### Excerpted text

════════

Insurers Demand Independent Imaging Centers: What Physicians Should Tell Patients

Independent imaging centers are moving to the forefront of diagnostic care in the United States. Recently, at least one major health insurer dropped coverage for CT and MRI scans at hospital radiology facilities. The insurance company will only pay for these scans when patients visit providers who specialize in diagnostic imaging, and imaging alone.

 

How will this change the conversation between referring physicians and their patients? In order to explain the changes — why insurers would make a rule like this, and why it’s not at all a bad change for patient care — physicians need only look at two key metrics of today’s health care system: price and quality.

 

The Price Difference Between Hospitals and Independent Imaging Centers

 

When an insurance company makes a move like this, it’s a clear indication that there’s a wide price differential that’s not necessarily associated with a difference in quality of care. Research from the Healthcare Financial Management Association — a professional organization for people who work on the financial side of the health care industry — shows that prices at hospitals are, in fact, dramatically higher than those at the average free-standing imaging provider. Among other differences, the HFMA found:

 

  • MRI scans cost an average of 70 percent more at hospitals than at independent imaging centers.
  • When those MRI scans covered the head and/or neck, they were an average of 80 percent more expensive in hospital-owned facilities.
  • The differences were even more stark for CT scans. Imaging of the body using CT cost 135 percent more at hospitals.
  • For CT scans of the head and/or neck, patients paid an average of 149 percent more at hospitals than at free-standing imaging facilities.

════════

### Things to do
• A. From the article on independent imaging centers, extract the passage starting at "The Price Difference" and ending at "independent imaging centers.".
• B. Condense the paragraph of the imaging centers article that opens with "Independent imaging centers are moving" into two sentences, keeping its main facts.

Document layout detection data:
════════

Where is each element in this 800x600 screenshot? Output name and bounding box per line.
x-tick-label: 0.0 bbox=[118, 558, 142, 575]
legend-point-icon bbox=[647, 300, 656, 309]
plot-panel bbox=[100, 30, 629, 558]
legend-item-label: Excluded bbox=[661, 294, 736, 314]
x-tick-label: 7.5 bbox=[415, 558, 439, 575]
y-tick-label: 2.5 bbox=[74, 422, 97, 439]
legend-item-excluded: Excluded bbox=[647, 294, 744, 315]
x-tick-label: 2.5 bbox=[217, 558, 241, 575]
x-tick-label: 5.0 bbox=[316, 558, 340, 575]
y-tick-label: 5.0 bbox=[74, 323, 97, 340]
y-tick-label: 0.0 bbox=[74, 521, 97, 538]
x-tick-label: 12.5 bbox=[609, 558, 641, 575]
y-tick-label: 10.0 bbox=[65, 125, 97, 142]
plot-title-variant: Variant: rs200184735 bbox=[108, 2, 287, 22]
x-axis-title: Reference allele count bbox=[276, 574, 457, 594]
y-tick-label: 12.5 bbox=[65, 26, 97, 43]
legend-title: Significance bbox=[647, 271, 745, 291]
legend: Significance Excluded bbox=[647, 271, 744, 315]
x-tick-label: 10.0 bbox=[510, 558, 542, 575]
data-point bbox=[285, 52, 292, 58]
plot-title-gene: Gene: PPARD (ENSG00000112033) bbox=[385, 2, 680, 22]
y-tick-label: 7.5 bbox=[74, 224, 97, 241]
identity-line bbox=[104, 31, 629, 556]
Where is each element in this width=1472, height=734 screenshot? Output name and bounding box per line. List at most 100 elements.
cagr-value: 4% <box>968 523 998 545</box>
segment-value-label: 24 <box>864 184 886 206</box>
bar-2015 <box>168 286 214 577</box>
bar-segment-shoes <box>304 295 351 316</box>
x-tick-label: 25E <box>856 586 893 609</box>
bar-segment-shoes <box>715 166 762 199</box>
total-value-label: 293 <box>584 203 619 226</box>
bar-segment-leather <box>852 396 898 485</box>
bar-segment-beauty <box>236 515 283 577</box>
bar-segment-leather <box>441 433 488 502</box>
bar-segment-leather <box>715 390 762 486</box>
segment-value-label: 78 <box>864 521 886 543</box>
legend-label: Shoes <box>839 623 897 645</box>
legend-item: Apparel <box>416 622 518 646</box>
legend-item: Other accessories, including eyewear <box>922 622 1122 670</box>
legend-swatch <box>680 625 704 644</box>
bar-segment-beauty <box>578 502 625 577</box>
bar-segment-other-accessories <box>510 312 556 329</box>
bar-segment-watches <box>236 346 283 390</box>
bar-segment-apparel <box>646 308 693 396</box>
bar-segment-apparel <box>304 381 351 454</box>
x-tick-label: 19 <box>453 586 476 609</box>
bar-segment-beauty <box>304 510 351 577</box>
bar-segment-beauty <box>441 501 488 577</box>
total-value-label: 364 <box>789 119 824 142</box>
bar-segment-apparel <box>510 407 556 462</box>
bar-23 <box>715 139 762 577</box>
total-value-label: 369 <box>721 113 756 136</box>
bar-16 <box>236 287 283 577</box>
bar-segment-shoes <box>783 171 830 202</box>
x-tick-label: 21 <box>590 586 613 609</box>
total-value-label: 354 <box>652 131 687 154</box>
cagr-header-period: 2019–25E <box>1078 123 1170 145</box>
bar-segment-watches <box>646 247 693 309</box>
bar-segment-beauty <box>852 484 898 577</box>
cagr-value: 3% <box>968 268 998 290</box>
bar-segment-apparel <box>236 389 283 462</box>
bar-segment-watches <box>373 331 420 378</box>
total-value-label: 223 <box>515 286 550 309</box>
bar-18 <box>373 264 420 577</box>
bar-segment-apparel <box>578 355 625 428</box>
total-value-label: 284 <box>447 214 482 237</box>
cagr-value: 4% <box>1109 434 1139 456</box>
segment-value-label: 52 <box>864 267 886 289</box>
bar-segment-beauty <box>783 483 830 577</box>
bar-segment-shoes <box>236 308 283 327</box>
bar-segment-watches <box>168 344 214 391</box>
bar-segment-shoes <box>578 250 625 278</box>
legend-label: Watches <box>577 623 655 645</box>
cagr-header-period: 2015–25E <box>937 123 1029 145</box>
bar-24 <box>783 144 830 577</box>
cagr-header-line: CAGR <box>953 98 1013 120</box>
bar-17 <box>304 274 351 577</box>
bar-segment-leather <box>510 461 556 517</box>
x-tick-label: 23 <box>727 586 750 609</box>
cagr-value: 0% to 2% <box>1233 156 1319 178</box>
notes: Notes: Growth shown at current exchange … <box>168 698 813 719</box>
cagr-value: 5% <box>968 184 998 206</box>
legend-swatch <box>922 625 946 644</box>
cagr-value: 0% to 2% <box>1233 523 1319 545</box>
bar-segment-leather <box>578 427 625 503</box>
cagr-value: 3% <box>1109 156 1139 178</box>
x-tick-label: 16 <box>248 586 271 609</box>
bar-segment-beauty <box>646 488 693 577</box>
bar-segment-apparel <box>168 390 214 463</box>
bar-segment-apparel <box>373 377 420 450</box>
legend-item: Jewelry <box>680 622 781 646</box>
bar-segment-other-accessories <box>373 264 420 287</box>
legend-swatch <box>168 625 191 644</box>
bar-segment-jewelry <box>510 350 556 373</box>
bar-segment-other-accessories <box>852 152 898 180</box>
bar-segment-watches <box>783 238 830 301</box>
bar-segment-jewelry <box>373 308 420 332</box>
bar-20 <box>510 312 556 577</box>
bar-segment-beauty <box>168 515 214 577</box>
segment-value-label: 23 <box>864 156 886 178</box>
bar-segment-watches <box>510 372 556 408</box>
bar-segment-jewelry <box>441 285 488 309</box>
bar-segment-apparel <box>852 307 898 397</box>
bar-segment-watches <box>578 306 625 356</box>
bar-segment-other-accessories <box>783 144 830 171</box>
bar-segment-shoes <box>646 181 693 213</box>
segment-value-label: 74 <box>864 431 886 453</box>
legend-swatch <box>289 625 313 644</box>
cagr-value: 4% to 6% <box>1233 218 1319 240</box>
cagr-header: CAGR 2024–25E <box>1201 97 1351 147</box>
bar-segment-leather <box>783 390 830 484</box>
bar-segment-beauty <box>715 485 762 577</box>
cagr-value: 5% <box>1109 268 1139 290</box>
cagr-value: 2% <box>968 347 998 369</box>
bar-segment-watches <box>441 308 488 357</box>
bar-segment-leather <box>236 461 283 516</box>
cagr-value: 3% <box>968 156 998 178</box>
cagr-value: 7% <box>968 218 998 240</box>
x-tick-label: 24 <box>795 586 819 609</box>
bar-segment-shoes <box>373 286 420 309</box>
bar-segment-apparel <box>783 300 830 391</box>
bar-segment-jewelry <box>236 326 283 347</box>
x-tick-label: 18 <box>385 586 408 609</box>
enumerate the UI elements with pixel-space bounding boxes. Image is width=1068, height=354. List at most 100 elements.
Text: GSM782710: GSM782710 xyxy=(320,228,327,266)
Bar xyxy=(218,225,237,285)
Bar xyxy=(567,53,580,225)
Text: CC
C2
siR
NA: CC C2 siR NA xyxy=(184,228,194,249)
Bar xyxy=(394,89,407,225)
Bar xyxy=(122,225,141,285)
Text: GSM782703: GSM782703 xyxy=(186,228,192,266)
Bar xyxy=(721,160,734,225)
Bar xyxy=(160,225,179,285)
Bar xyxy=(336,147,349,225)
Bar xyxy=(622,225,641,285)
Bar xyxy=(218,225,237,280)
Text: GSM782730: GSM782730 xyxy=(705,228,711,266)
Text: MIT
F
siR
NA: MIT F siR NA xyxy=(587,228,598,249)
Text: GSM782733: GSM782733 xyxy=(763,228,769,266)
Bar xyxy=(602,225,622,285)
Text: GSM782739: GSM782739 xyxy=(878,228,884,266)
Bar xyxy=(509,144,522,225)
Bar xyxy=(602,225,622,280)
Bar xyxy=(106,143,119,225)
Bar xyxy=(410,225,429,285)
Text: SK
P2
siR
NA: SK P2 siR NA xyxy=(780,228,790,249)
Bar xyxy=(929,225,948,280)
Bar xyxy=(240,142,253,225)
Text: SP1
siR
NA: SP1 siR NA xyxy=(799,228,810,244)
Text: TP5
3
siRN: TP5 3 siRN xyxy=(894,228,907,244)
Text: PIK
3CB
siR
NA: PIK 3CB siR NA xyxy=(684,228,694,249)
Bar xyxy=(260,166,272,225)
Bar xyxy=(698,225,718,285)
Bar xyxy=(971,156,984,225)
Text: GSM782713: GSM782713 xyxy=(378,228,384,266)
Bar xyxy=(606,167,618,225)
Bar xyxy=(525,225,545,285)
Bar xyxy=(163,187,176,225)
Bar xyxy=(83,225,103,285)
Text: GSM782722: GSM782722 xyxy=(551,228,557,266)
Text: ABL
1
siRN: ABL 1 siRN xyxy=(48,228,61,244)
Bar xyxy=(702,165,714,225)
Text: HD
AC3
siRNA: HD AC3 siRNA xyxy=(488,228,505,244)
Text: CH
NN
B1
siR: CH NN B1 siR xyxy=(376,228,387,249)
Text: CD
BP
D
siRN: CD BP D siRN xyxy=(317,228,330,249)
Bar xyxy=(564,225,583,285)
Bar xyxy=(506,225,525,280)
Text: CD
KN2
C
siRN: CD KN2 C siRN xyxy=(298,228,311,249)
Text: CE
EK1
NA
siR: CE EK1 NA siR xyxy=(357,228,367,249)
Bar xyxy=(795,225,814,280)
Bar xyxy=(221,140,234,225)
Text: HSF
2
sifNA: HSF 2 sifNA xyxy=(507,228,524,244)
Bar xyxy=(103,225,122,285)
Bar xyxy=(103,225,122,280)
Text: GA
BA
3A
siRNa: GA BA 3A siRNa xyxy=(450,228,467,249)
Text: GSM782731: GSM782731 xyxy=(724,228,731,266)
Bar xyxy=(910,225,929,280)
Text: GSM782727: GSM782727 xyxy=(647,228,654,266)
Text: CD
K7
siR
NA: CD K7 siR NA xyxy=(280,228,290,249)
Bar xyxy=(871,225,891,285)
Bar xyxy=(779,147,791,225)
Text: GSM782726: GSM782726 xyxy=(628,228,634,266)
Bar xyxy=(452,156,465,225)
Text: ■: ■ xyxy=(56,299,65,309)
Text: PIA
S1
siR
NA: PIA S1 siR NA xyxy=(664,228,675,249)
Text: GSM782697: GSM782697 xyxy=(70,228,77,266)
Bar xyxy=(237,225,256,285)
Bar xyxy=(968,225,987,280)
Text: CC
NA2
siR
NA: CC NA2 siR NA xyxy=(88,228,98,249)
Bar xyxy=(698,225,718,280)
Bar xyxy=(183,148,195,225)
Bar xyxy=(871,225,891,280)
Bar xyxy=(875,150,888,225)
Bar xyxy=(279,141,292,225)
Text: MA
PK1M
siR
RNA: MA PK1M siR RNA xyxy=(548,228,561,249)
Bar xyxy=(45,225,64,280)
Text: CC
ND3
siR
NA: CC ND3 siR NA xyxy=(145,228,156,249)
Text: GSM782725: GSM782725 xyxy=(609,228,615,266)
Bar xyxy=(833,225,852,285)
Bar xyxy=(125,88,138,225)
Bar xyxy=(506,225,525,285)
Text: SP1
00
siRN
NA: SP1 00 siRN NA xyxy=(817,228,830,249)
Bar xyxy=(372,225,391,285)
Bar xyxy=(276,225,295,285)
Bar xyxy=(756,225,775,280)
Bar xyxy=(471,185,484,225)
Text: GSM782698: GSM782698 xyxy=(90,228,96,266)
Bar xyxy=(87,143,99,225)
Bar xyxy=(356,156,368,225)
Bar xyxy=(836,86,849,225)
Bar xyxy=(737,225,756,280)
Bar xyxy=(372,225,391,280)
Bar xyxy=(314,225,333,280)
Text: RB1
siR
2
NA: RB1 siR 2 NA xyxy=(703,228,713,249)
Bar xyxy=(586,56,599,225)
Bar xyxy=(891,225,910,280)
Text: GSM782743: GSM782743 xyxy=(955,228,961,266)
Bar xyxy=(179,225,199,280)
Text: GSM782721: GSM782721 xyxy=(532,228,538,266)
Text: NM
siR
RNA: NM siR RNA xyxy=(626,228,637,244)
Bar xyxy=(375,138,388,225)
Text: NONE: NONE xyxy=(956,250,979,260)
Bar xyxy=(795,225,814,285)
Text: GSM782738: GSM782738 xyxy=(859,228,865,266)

════════

### Task-by-task solutions
• A.
The Price Difference Between Hospitals and Independent Imaging Centers

 

When an insurance company makes a move like this, it’s a clear indication that there’s a wide price differential that’s not necessarily associated with a difference in quality of care. Research from the Healthcare Financial Management Association — a professional organization for people who work on the financial side of the health care industry — shows that prices at hospitals are, in fact, dramatically higher than those at the average free-standing imaging provider. Among other differences, the HFMA found:

 

  • MRI scans cost an average of 70 percent more at hospitals than at independent imaging centers.

• B. Independent imaging centers are taking a leading role in diagnostic care in the United States. At least one major health insurer recently dropped coverage for CT and MRI scans at hospital radiology facilities and now pays for them only at providers that specialize solely in diagnostic imaging.